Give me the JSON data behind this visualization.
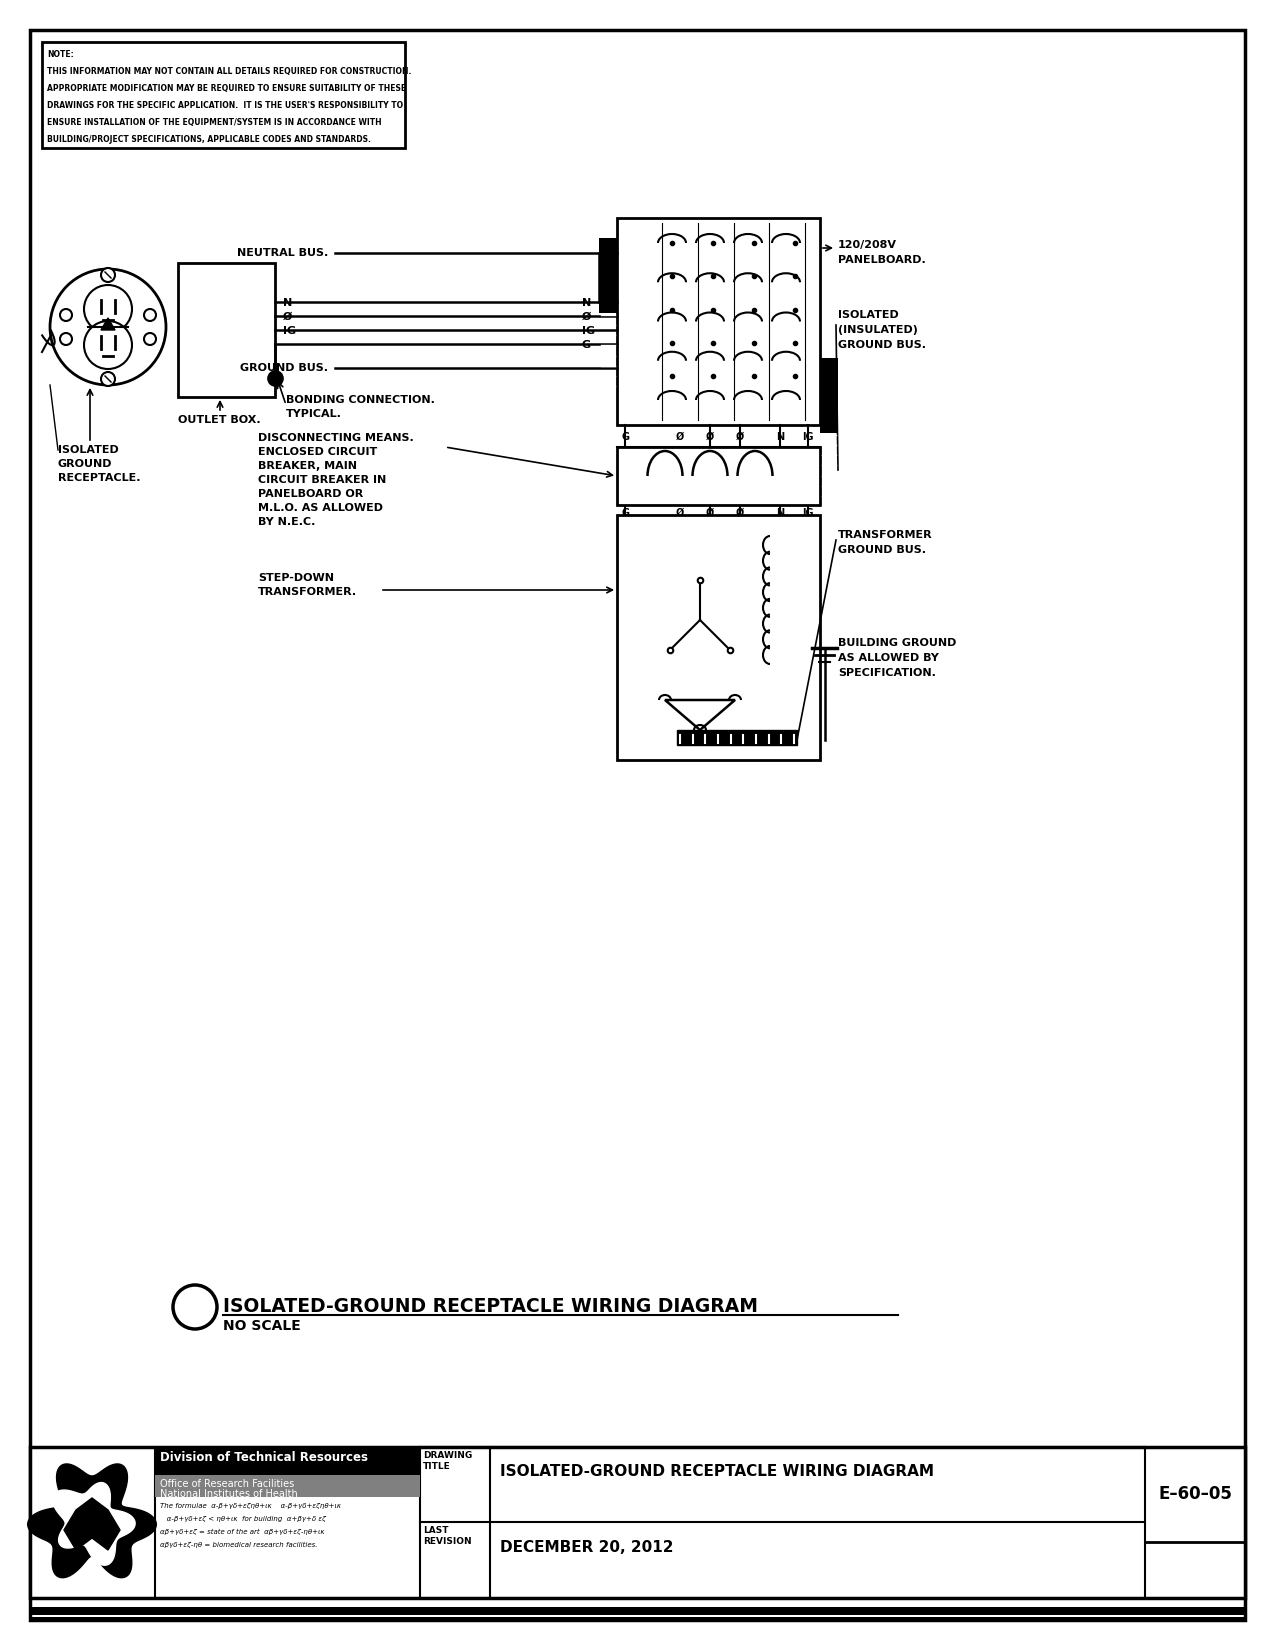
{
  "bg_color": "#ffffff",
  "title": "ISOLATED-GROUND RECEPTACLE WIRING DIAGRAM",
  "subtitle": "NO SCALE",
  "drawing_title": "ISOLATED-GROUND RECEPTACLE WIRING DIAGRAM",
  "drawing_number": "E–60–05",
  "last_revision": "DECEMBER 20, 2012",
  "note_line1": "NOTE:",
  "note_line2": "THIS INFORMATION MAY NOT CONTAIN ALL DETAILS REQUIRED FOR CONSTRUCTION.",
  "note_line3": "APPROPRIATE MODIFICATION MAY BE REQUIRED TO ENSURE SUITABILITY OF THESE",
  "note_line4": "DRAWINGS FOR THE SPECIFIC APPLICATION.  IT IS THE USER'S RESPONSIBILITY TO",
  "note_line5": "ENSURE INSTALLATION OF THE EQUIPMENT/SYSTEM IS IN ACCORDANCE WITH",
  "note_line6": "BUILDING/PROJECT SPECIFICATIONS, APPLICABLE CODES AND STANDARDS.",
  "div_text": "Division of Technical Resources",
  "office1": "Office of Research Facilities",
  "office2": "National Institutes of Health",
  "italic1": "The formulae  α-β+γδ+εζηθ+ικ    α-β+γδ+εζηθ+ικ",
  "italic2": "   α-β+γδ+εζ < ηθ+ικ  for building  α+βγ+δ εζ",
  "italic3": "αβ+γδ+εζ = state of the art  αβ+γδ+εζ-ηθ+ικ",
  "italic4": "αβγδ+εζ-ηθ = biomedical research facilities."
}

------------------------------------

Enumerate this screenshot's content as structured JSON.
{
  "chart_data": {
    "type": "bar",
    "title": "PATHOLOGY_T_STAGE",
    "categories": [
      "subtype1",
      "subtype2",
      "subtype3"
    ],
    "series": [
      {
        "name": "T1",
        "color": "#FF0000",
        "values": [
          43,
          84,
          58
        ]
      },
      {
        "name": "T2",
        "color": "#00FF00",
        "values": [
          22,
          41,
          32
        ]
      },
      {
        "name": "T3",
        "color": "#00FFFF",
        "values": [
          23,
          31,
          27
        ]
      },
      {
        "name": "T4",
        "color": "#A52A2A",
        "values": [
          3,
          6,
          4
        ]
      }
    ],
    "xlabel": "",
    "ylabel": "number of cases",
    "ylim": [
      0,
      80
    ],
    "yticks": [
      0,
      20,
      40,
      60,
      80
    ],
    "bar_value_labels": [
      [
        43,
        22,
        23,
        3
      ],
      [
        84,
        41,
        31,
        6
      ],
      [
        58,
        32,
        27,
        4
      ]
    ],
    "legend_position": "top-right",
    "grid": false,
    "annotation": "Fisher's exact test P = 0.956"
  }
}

------------------------------------

Problem statement: Which lines contain "ENSURE"? Copy each of them.

Correct response:
  "note_line3": "APPROPRIATE MODIFICATION MAY BE REQUIRED TO ENSURE SUITABILITY OF THESE",
  "note_line5": "ENSURE INSTALLATION OF THE EQUIPMENT/SYSTEM IS IN ACCORDANCE WITH",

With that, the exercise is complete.